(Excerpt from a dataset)
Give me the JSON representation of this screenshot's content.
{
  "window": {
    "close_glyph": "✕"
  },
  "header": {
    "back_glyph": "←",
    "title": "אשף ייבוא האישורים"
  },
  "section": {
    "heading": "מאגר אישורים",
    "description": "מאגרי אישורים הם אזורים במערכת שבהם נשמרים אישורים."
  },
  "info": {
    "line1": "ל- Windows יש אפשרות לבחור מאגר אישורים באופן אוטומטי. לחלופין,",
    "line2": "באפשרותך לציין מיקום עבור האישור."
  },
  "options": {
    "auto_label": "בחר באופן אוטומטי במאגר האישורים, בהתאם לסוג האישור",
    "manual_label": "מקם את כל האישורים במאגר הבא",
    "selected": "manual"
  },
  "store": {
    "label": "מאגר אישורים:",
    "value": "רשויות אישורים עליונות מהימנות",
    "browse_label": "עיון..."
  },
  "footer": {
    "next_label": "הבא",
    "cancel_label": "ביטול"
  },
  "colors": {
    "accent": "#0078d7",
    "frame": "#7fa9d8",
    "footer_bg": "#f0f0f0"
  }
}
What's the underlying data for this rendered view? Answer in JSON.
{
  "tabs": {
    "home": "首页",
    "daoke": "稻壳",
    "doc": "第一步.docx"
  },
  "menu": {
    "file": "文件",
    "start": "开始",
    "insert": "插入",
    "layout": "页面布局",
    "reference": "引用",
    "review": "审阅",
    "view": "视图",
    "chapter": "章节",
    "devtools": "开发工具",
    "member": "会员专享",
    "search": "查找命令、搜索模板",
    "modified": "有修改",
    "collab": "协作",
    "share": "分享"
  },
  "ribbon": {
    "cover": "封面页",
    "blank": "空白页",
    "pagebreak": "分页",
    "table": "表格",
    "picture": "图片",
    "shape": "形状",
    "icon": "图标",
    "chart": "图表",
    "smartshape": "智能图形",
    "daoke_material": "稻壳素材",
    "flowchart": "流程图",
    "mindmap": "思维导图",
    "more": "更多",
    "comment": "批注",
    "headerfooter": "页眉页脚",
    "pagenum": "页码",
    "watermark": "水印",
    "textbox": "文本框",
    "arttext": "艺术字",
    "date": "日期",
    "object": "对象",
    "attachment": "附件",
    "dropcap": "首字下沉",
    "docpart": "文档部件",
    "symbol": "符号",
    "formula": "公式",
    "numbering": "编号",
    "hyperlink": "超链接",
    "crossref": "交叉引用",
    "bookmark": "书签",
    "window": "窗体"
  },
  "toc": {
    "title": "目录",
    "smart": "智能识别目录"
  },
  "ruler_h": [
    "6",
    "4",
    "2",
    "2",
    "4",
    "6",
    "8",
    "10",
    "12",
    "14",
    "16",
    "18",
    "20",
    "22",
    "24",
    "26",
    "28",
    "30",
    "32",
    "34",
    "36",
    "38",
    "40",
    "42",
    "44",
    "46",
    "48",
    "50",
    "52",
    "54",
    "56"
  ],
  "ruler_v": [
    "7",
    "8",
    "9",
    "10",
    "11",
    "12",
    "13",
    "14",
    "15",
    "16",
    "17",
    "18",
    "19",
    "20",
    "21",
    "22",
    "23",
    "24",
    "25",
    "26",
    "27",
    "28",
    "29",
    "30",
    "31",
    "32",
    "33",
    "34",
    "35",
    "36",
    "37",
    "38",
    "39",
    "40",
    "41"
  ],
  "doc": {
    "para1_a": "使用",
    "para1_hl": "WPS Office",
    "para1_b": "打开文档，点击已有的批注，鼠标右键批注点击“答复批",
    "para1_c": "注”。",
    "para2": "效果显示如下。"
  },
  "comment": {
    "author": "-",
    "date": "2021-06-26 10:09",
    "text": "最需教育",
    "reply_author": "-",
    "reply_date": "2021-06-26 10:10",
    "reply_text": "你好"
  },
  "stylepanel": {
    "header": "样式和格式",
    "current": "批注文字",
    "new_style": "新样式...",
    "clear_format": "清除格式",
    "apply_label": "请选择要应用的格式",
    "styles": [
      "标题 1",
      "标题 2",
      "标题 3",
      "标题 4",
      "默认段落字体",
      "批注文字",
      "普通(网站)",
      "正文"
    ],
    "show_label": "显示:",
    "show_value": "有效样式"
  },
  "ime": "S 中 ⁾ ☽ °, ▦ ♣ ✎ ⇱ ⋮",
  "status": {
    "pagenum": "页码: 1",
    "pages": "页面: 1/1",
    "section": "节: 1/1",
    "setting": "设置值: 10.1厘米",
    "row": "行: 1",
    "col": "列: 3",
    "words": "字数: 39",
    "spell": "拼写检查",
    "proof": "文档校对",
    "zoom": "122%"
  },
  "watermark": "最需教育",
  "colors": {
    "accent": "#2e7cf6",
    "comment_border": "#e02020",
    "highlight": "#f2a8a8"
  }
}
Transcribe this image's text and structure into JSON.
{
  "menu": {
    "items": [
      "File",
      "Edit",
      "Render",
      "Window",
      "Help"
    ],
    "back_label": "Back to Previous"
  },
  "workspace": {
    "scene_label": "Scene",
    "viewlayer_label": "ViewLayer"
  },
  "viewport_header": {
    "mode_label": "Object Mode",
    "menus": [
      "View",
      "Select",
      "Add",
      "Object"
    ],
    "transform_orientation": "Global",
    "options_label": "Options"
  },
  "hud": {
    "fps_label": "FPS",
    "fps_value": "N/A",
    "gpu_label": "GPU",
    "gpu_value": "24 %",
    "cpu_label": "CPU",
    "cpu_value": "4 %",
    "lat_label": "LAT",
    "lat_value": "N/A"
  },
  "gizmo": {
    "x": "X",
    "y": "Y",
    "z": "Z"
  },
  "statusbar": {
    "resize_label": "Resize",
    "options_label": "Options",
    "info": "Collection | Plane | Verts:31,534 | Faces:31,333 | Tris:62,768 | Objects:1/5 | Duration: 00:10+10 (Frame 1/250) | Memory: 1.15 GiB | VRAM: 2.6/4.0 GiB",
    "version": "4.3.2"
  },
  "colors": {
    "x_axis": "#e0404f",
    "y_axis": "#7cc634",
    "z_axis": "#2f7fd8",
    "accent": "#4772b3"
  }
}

Exercise details: In the records above, locate the lines holding the word "JSON". Copy each of them.

Reply to the task:
Give me the JSON representation of this screenshot's content.
What's the underlying data for this rendered view? Answer in JSON.
Transcribe this image's text and structure into JSON.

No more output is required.